[BEGIN Records for the task]
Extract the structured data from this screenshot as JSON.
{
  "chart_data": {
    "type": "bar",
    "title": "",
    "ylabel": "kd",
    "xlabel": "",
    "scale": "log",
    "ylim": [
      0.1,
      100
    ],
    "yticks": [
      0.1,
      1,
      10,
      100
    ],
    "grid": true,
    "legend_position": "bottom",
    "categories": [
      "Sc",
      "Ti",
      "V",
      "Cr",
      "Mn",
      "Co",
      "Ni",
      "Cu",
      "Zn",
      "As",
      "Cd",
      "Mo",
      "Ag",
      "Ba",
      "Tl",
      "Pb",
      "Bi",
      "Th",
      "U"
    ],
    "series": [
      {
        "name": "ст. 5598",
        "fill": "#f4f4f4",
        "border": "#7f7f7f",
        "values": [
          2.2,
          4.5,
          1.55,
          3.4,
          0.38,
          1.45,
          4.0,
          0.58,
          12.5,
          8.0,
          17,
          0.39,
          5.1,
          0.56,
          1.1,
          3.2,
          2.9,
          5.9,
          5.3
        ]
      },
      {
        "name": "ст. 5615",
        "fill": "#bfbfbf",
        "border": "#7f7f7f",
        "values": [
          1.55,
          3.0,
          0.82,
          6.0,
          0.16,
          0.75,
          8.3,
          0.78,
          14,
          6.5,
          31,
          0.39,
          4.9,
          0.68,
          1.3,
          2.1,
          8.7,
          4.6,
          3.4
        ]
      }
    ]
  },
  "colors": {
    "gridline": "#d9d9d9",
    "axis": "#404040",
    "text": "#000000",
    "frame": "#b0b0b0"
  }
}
[END Records for the task]
Exactly as shown, repeat every record.

Extract the structured data from this screenshot as JSON.
{
  "chart_data": {
    "type": "bar",
    "title": "",
    "ylabel": "kd",
    "xlabel": "",
    "scale": "log",
    "ylim": [
      0.1,
      100
    ],
    "yticks": [
      0.1,
      1,
      10,
      100
    ],
    "grid": true,
    "legend_position": "bottom",
    "categories": [
      "Sc",
      "Ti",
      "V",
      "Cr",
      "Mn",
      "Co",
      "Ni",
      "Cu",
      "Zn",
      "As",
      "Cd",
      "Mo",
      "Ag",
      "Ba",
      "Tl",
      "Pb",
      "Bi",
      "Th",
      "U"
    ],
    "series": [
      {
        "name": "ст. 5598",
        "fill": "#f4f4f4",
        "border": "#7f7f7f",
        "values": [
          2.2,
          4.5,
          1.55,
          3.4,
          0.38,
          1.45,
          4.0,
          0.58,
          12.5,
          8.0,
          17,
          0.39,
          5.1,
          0.56,
          1.1,
          3.2,
          2.9,
          5.9,
          5.3
        ]
      },
      {
        "name": "ст. 5615",
        "fill": "#bfbfbf",
        "border": "#7f7f7f",
        "values": [
          1.55,
          3.0,
          0.82,
          6.0,
          0.16,
          0.75,
          8.3,
          0.78,
          14,
          6.5,
          31,
          0.39,
          4.9,
          0.68,
          1.3,
          2.1,
          8.7,
          4.6,
          3.4
        ]
      }
    ]
  },
  "colors": {
    "gridline": "#d9d9d9",
    "axis": "#404040",
    "text": "#000000",
    "frame": "#b0b0b0"
  }
}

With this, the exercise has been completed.